◆ **EXERCISE DIRECTIONS**: Extract each line of the material that follows exactly and omit its pictures.

(Collection entries)
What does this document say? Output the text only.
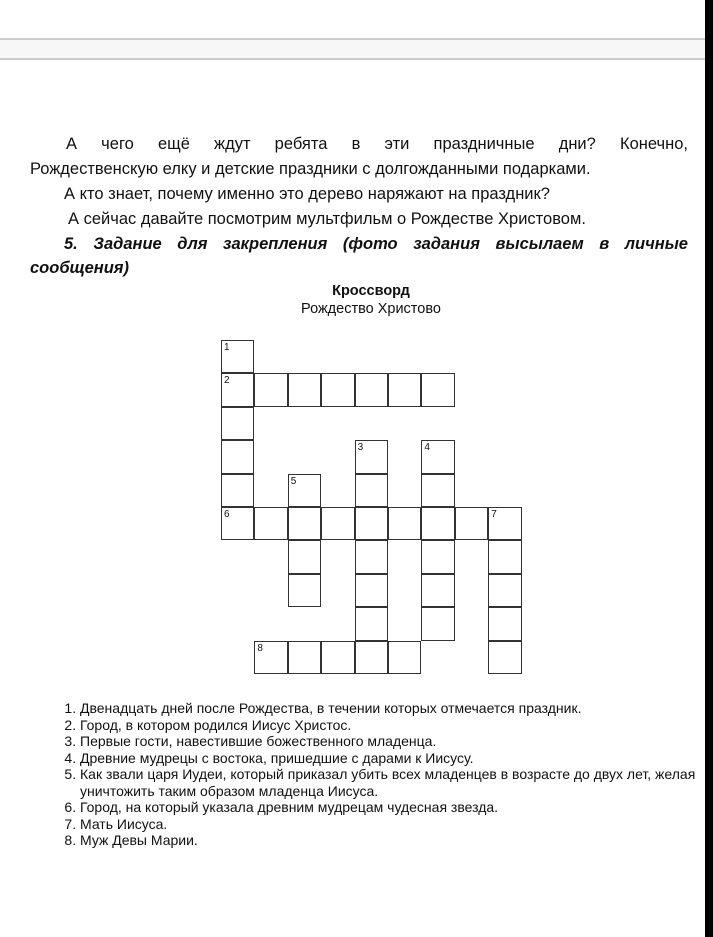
А чего ещё ждут ребята в эти праздничные дни? Конечно,
Рождественскую елку и детские праздники с долгожданными подарками.
А кто знает, почему именно это дерево наряжают на праздник?
А сейчас давайте посмотрим мультфильм о Рождестве Христовом.
5. Задание для закрепления (фото задания высылаем в личные
сообщения)
Кроссворд
Рождество Христово
1
2
6
3	4
5
7
8
1. Двенадцать дней после Рождества, в течении которых отмечается праздник.
2. Город, в котором родился Иисус Христос.
3. Первые гости, навестившие божественного младенца.
4. Древние мудрецы с востока, пришедшие с дарами к Иисусу.
5. Как звали царя Иудеи, который приказал убить всех младенцев в возрасте до двух лет, желая уничтожить таким образом младенца Иисуса.
6. Город, на который указала древним мудрецам чудесная звезда.
7. Мать Иисуса.
8. Муж Девы Марии.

◆ **ANSWER TO THE TASK**:
What does this document say? Output the text only.
А чего ещё ждут ребята в эти праздничные дни? Конечно,
Рождественскую елку и детские праздники с долгожданными подарками.
А кто знает, почему именно это дерево наряжают на праздник?
А сейчас давайте посмотрим мультфильм о Рождестве Христовом.
5. Задание для закрепления (фото задания высылаем в личные
сообщения)
Кроссворд
Рождество Христово
1
2
6
3	4
5
7
8
1. Двенадцать дней после Рождества, в течении которых отмечается праздник.
2. Город, в котором родился Иисус Христос.
3. Первые гости, навестившие божественного младенца.
4. Древние мудрецы с востока, пришедшие с дарами к Иисусу.
5. Как звали царя Иудеи, который приказал убить всех младенцев в возрасте до двух лет, желая уничтожить таким образом младенца Иисуса.
6. Город, на который указала древним мудрецам чудесная звезда.
7. Мать Иисуса.
8. Муж Девы Марии.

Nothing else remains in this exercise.